** Recorded information follows **

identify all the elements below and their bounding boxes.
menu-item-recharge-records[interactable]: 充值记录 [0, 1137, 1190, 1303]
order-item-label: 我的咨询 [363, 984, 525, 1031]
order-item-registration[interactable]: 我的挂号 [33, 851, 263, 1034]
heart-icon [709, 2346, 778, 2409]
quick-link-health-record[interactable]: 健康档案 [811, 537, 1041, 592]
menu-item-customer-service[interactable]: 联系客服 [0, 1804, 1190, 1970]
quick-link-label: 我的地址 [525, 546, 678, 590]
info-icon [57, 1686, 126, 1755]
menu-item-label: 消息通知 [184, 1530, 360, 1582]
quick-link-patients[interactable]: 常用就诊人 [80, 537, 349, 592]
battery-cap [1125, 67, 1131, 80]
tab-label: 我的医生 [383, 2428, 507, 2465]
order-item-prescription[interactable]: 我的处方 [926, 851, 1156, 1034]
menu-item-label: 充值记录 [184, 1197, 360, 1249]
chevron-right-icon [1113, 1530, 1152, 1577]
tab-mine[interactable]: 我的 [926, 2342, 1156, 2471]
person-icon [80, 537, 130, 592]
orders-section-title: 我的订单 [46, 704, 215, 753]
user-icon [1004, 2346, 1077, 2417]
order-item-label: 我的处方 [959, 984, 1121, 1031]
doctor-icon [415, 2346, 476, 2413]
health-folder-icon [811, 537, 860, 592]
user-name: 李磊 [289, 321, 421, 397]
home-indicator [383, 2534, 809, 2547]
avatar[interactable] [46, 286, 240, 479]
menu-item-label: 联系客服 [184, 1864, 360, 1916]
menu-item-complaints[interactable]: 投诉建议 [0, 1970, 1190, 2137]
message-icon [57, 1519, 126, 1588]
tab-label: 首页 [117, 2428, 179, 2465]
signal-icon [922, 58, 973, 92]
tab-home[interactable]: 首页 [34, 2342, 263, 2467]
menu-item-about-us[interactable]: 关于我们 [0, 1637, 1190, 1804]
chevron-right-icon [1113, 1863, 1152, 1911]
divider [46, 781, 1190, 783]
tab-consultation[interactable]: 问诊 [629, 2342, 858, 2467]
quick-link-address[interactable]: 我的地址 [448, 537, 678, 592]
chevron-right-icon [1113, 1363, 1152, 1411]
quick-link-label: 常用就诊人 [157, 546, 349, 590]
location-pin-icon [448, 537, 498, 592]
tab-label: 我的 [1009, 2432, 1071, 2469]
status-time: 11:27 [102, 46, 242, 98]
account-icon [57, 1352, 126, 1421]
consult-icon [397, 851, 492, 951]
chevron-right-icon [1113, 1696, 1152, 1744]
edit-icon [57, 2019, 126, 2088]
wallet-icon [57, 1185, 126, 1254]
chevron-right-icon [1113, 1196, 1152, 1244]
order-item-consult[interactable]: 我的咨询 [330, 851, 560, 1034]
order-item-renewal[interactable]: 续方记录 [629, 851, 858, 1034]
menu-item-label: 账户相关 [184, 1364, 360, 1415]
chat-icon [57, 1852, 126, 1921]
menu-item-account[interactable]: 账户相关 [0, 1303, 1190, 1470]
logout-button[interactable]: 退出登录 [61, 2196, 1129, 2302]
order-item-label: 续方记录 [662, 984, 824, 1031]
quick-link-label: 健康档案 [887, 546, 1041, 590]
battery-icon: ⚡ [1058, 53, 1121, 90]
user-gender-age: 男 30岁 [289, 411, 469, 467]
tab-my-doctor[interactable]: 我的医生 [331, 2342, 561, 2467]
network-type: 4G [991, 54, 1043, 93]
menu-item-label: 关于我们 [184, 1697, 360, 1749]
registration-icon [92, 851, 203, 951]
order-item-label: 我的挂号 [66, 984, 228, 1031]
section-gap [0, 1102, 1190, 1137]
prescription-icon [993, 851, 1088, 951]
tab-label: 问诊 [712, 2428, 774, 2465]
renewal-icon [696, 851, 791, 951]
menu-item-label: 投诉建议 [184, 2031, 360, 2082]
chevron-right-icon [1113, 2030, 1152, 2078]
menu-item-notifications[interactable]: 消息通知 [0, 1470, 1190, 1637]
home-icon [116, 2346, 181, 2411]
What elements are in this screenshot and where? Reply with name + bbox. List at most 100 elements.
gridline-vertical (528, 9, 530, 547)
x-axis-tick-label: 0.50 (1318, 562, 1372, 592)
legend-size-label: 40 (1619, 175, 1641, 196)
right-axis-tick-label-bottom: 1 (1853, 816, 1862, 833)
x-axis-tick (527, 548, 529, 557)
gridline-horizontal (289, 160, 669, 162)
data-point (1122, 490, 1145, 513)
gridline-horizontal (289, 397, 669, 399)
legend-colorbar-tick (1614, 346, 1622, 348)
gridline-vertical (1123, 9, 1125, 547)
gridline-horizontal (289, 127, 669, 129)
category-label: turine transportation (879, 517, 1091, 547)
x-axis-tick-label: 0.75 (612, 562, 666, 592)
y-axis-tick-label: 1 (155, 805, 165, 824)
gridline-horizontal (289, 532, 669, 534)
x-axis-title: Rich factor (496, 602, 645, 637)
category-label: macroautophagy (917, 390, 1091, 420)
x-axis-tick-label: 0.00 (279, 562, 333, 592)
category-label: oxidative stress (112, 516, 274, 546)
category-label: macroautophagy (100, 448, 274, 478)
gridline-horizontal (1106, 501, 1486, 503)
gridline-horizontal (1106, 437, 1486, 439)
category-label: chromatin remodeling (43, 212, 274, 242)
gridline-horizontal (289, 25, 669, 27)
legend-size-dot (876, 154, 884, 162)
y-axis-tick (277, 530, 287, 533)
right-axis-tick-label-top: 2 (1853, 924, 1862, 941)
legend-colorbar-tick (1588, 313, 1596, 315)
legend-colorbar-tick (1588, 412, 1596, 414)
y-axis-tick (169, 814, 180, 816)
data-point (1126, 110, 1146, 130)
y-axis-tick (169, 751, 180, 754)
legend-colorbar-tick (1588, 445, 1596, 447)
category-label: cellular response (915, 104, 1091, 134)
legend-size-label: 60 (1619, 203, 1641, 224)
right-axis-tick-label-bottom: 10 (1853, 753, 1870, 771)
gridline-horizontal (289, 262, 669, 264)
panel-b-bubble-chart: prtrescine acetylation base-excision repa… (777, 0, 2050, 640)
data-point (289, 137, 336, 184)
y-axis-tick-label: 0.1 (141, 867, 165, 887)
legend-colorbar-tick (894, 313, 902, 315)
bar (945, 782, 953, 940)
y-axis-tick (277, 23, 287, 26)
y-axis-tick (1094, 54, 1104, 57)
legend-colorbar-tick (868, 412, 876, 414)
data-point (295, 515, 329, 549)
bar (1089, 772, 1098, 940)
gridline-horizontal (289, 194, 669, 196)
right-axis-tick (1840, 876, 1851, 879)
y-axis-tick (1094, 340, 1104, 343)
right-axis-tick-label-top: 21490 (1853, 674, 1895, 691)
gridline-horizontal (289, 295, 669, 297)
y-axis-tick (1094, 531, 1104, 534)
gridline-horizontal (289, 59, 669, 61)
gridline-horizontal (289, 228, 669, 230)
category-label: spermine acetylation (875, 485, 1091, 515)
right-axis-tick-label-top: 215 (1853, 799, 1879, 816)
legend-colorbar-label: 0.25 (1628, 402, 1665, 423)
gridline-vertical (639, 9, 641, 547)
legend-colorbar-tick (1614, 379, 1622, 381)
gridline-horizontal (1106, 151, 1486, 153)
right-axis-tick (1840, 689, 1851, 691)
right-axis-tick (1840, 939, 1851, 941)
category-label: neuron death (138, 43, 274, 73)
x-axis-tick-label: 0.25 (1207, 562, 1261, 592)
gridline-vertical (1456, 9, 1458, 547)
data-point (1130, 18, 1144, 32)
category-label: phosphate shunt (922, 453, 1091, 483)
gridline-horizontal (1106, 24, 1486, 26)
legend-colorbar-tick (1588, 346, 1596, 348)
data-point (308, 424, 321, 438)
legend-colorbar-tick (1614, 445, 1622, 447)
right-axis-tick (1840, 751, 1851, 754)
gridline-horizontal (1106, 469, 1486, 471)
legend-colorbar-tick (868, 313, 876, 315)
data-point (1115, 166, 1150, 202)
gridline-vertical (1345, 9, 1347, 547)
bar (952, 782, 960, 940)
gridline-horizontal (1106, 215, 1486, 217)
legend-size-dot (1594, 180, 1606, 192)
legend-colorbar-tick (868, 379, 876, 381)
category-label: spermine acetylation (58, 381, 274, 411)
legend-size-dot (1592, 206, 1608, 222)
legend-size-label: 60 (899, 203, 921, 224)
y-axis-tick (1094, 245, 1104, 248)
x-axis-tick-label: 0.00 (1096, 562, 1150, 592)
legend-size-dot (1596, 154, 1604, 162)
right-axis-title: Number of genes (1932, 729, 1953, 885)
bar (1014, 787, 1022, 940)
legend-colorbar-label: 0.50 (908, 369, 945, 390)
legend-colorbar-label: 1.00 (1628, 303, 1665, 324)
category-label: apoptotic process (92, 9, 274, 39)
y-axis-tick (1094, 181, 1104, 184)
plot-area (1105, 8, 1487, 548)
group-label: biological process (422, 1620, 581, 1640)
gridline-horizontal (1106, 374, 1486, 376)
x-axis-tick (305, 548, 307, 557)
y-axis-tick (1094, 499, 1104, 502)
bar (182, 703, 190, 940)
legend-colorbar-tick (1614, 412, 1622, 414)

** End of Recorded information **

### Directions for this task
Check the data above line by line for the word "健康档案". State only how many lines contain it.

### Answer to the problem
2